--- Start of Entries supplied ---

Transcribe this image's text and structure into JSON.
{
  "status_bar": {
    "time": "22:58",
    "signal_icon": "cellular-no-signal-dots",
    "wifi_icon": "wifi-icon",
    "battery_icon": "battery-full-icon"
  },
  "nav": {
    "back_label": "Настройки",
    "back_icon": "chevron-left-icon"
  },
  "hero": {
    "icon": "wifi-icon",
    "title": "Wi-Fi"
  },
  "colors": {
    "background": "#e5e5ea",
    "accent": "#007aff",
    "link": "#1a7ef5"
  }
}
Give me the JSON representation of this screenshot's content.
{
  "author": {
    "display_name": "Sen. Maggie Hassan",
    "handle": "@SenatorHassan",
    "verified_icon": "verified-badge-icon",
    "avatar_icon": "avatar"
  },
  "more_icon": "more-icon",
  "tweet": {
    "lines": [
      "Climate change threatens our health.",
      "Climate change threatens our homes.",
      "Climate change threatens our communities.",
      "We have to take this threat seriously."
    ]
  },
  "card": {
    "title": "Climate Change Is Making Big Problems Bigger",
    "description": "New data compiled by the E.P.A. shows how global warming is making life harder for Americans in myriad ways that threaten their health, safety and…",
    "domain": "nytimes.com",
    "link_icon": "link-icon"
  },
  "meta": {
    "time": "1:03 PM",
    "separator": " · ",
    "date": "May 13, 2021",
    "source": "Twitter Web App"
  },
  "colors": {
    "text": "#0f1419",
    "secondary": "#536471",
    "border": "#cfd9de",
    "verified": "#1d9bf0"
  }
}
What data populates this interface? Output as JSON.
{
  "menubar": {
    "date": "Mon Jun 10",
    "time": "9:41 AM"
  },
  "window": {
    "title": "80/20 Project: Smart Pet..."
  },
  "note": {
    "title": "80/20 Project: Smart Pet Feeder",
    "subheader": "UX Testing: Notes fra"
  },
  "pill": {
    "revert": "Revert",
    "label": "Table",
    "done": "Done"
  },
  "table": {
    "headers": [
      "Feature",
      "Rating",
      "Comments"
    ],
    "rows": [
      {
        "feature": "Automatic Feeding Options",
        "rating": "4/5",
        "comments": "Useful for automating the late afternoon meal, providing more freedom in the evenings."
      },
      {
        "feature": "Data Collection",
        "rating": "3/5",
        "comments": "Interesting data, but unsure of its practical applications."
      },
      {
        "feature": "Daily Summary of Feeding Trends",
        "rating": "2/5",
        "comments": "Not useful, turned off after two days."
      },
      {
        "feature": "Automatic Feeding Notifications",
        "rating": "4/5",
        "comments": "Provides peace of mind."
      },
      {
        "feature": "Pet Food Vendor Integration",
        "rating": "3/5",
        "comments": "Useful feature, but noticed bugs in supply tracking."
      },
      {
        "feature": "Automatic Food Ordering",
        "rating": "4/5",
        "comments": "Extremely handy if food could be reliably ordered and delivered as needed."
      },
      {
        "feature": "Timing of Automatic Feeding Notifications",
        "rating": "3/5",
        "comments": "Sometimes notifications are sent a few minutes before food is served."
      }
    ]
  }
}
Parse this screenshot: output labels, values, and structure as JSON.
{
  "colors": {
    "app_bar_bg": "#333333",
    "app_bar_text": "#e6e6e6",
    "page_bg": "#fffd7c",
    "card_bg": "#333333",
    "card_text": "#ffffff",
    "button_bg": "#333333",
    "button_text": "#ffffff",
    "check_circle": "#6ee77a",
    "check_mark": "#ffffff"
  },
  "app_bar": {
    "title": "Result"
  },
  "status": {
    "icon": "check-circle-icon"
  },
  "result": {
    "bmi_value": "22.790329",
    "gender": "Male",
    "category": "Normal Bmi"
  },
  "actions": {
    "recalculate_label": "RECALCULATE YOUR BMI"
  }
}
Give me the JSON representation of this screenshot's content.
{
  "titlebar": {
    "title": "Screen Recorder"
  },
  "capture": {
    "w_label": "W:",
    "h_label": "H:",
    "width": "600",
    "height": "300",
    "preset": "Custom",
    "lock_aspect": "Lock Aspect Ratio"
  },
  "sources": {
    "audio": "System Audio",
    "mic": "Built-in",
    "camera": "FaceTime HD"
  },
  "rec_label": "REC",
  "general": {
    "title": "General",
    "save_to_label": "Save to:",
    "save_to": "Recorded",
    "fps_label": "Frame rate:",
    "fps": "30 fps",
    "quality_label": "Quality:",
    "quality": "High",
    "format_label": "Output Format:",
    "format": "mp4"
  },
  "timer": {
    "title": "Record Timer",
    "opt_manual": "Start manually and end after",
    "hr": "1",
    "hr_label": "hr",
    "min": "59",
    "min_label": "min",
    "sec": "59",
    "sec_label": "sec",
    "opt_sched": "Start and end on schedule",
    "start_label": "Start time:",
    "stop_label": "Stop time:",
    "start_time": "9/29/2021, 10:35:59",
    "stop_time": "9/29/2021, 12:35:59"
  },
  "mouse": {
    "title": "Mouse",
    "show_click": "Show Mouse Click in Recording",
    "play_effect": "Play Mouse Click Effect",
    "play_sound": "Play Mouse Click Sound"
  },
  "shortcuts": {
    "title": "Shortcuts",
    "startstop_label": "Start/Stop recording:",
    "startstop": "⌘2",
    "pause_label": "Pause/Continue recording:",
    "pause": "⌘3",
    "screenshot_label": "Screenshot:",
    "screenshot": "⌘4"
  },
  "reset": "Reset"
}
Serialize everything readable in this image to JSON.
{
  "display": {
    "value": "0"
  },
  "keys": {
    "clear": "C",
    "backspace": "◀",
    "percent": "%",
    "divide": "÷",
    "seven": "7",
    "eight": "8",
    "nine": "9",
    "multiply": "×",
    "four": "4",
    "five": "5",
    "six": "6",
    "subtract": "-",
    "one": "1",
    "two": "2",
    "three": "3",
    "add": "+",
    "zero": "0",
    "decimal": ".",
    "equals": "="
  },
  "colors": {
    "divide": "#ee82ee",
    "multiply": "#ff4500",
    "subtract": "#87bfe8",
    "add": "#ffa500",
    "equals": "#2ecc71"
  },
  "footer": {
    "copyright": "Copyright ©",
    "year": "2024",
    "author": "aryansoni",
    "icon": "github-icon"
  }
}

--- End of Entries supplied ---

__Stated exercise__: Show the lines of the records that contain the word "health".

__Expected output__:
      "Climate change threatens our health.",
    "description": "New data compiled by the E.P.A. shows how global warming is making life harder for Americans in myriad ways that threaten their health, safety and…",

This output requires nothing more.